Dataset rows
◆ ◆ ◆ ◆ ◆

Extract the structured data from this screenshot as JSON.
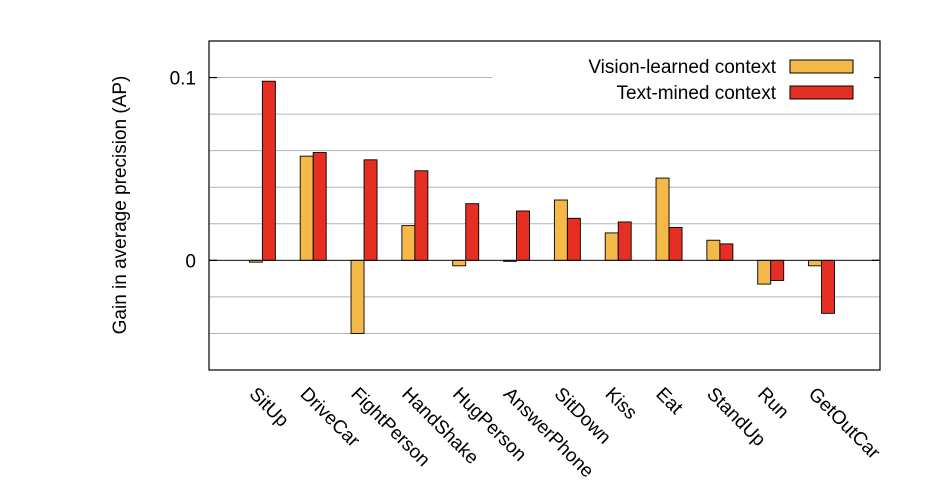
{
  "chart_data": {
    "type": "bar",
    "title": "",
    "xlabel": "",
    "ylabel": "Gain in average precision (AP)",
    "ylim": [
      -0.06,
      0.12
    ],
    "yticks": [
      {
        "value": 0.1,
        "label": "0.1"
      },
      {
        "value": 0,
        "label": "0"
      }
    ],
    "ygrid_step": 0.02,
    "grid": true,
    "legend_position": "top-right",
    "categories": [
      "SitUp",
      "DriveCar",
      "FightPerson",
      "HandShake",
      "HugPerson",
      "AnswerPhone",
      "SitDown",
      "Kiss",
      "Eat",
      "StandUp",
      "Run",
      "GetOutCar"
    ],
    "series": [
      {
        "name": "Vision-learned context",
        "color": "#f5b94a",
        "values": [
          -0.001,
          0.057,
          -0.04,
          0.019,
          -0.003,
          -0.0005,
          0.033,
          0.015,
          0.045,
          0.011,
          -0.013,
          -0.003
        ]
      },
      {
        "name": "Text-mined context",
        "color": "#e42f22",
        "values": [
          0.098,
          0.059,
          0.055,
          0.049,
          0.031,
          0.027,
          0.023,
          0.021,
          0.018,
          0.009,
          -0.011,
          -0.029
        ]
      }
    ]
  }
}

◆ ◆ ◆ ◆ ◆

- **Aim**: Print the records word for word and exclude any picture they hold.

- **Finished exercise**:
Extract the structured data from this screenshot as JSON.
{
  "chart_data": {
    "type": "bar",
    "title": "",
    "xlabel": "",
    "ylabel": "Gain in average precision (AP)",
    "ylim": [
      -0.06,
      0.12
    ],
    "yticks": [
      {
        "value": 0.1,
        "label": "0.1"
      },
      {
        "value": 0,
        "label": "0"
      }
    ],
    "ygrid_step": 0.02,
    "grid": true,
    "legend_position": "top-right",
    "categories": [
      "SitUp",
      "DriveCar",
      "FightPerson",
      "HandShake",
      "HugPerson",
      "AnswerPhone",
      "SitDown",
      "Kiss",
      "Eat",
      "StandUp",
      "Run",
      "GetOutCar"
    ],
    "series": [
      {
        "name": "Vision-learned context",
        "color": "#f5b94a",
        "values": [
          -0.001,
          0.057,
          -0.04,
          0.019,
          -0.003,
          -0.0005,
          0.033,
          0.015,
          0.045,
          0.011,
          -0.013,
          -0.003
        ]
      },
      {
        "name": "Text-mined context",
        "color": "#e42f22",
        "values": [
          0.098,
          0.059,
          0.055,
          0.049,
          0.031,
          0.027,
          0.023,
          0.021,
          0.018,
          0.009,
          -0.011,
          -0.029
        ]
      }
    ]
  }
}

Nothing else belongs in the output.